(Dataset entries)
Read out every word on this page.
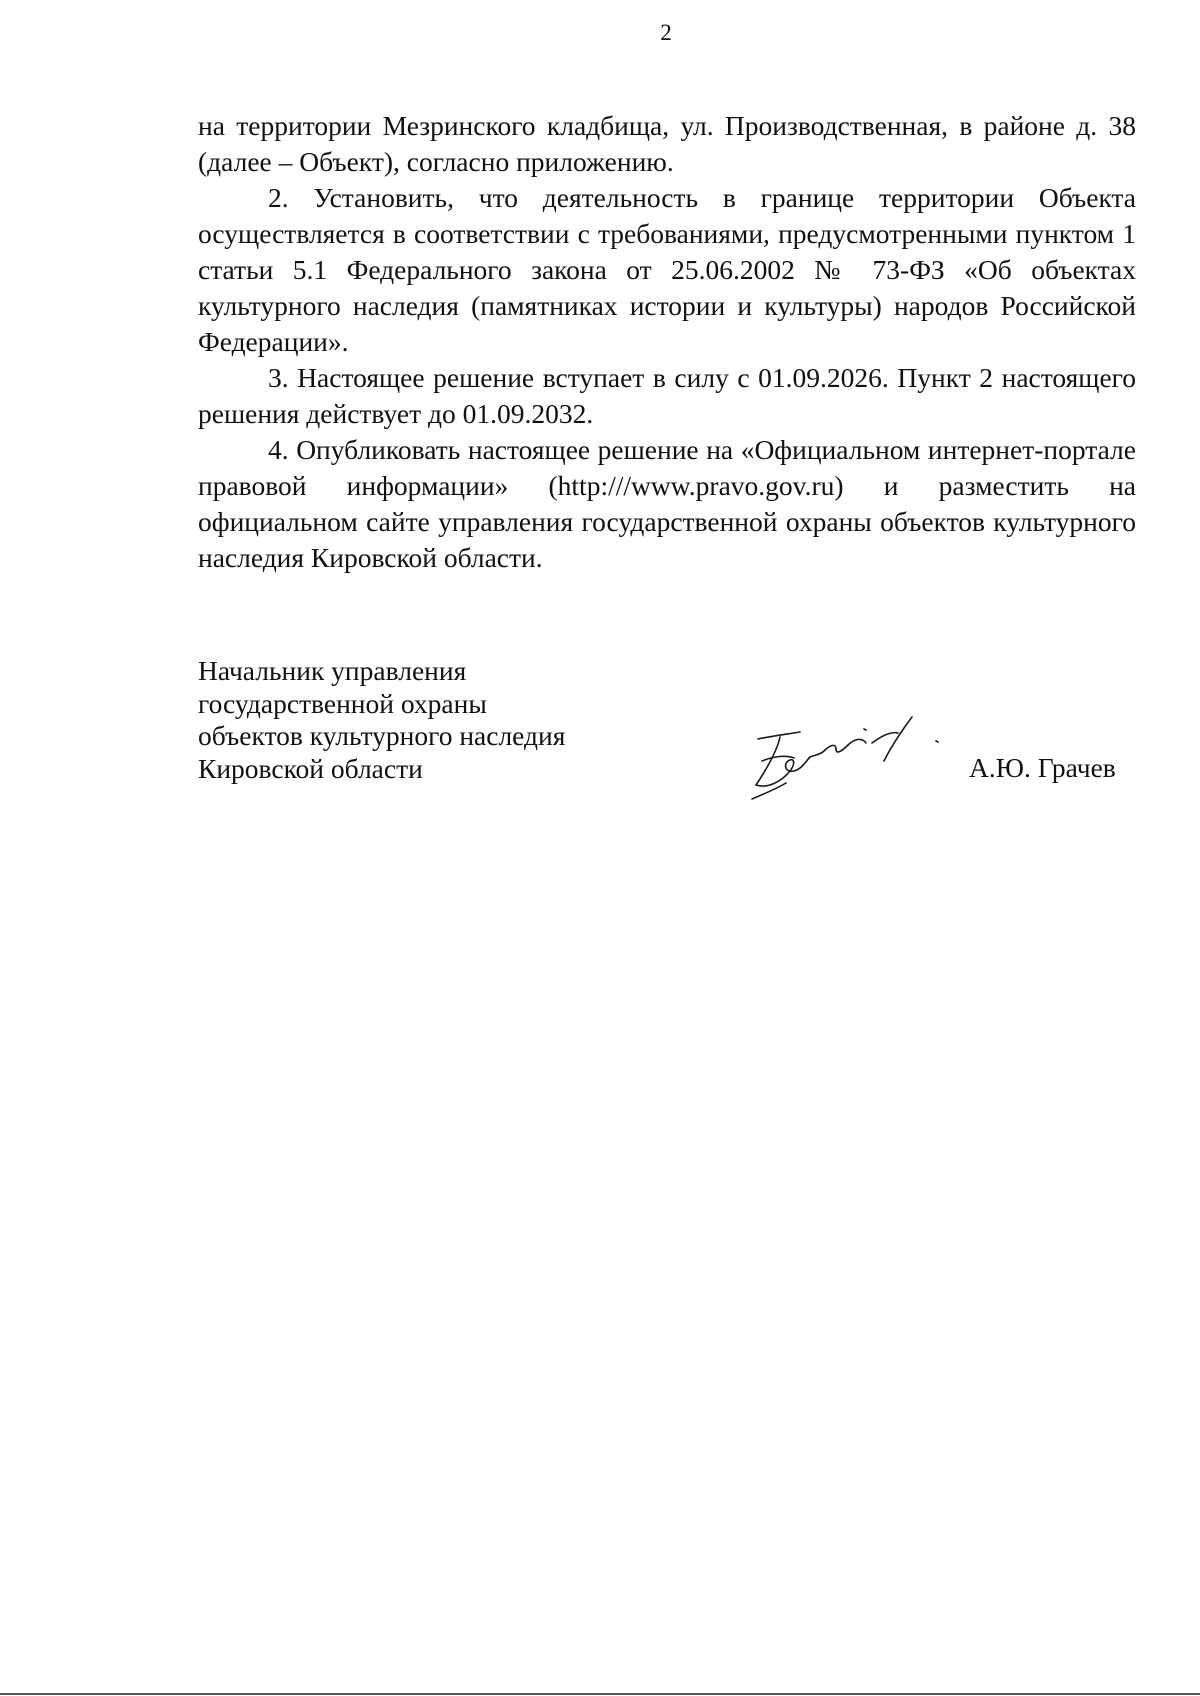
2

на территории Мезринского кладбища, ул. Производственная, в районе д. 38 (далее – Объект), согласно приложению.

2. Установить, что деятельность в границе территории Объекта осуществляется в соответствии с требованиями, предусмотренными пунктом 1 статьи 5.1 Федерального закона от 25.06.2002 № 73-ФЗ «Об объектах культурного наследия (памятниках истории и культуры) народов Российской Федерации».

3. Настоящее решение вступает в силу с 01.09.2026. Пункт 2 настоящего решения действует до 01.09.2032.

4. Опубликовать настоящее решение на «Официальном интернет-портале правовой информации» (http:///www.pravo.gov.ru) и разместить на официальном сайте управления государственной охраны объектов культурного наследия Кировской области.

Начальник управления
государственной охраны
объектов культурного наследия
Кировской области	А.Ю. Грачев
---
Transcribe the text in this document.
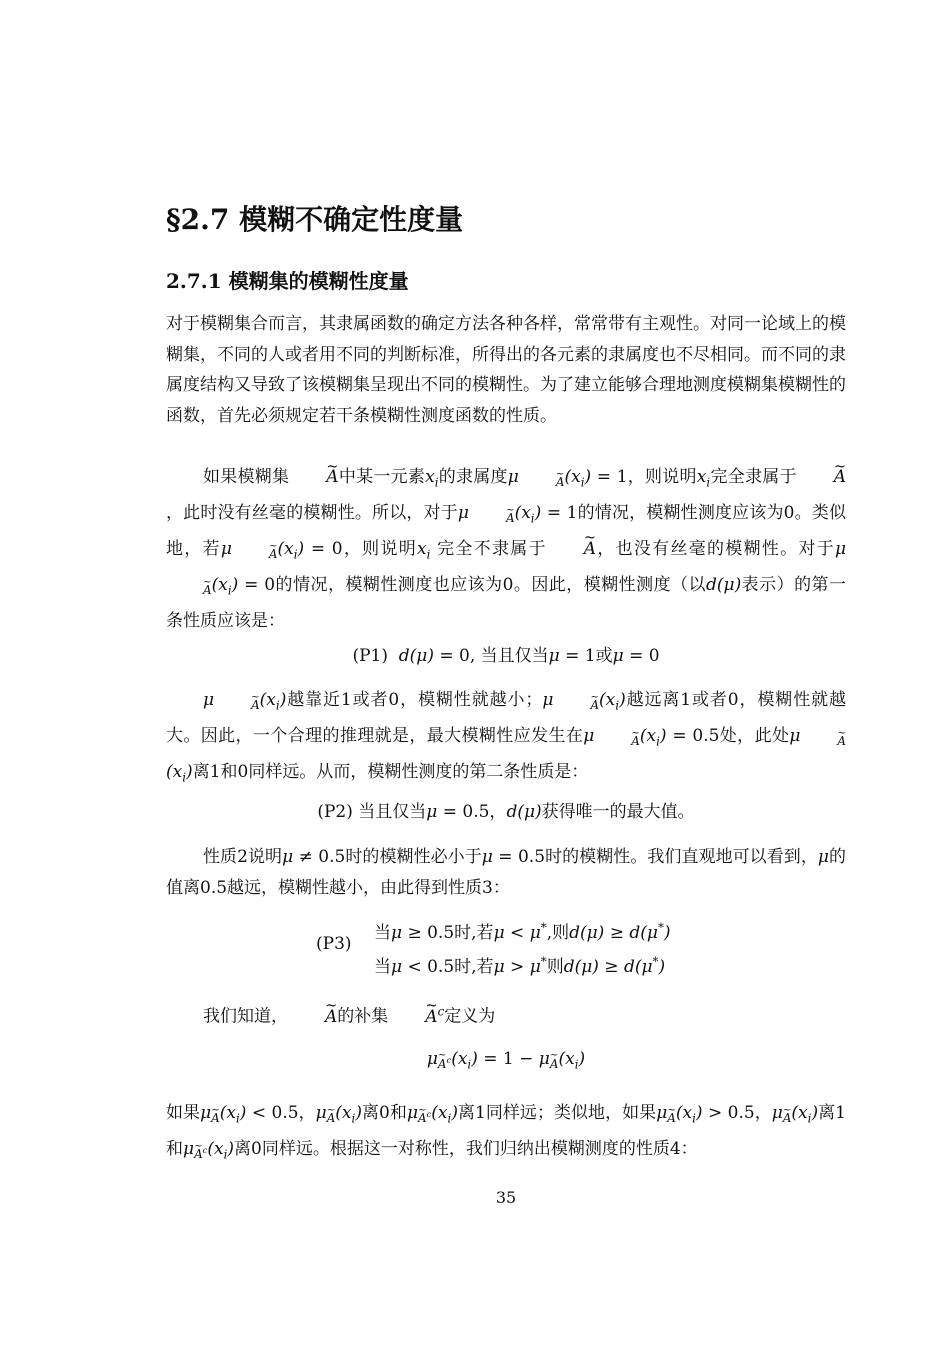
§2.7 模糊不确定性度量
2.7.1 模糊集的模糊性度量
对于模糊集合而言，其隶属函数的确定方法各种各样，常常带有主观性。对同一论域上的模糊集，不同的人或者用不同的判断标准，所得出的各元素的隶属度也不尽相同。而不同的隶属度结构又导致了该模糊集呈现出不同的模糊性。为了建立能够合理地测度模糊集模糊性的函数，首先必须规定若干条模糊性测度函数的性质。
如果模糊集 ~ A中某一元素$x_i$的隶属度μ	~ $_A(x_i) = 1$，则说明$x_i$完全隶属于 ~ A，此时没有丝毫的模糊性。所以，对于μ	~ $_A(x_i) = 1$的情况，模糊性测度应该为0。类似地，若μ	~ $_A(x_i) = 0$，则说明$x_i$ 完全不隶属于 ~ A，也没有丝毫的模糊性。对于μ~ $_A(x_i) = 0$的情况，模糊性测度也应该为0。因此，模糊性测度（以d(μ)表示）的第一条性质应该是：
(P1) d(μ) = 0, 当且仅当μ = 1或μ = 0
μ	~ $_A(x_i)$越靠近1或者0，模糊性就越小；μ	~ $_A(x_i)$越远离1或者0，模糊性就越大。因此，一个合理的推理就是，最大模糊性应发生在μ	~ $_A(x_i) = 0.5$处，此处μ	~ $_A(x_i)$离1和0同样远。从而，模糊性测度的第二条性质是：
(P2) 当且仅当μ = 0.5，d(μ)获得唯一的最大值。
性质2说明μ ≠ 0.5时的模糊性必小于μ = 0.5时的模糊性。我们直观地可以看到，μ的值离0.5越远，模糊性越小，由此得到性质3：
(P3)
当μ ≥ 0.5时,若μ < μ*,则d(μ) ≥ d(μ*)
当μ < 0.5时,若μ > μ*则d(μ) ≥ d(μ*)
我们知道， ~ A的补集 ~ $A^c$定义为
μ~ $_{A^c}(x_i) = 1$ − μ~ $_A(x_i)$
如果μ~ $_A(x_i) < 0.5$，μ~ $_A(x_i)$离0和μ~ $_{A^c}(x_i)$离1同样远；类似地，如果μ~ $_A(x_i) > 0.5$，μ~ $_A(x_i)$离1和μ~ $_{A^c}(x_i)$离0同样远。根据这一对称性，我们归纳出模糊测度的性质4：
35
...
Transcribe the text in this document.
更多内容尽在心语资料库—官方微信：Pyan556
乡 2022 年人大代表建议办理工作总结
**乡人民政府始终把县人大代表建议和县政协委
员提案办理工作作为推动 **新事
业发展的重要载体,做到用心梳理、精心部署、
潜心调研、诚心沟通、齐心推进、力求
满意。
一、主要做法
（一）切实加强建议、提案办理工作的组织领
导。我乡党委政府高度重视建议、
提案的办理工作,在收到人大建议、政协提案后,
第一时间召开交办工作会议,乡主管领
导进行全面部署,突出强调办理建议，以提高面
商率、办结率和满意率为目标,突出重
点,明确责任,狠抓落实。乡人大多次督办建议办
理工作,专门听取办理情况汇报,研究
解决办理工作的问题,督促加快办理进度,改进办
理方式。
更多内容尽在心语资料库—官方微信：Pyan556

- [YOUR INSTRUCTIONS] Each line that holds the word "решение" is to be copied.

- [ANSWER FOR THE TASK]
3. Настоящее решение вступает в силу с 01.09.2026. Пункт 2 настоящего решения действует до 01.09.2032.
4. Опубликовать настоящее решение на «Официальном интернет-портале правовой информации» (http:///www.pravo.gov.ru) и разместить на официальном сайте управления государственной охраны объектов культурного наследия Кировской области.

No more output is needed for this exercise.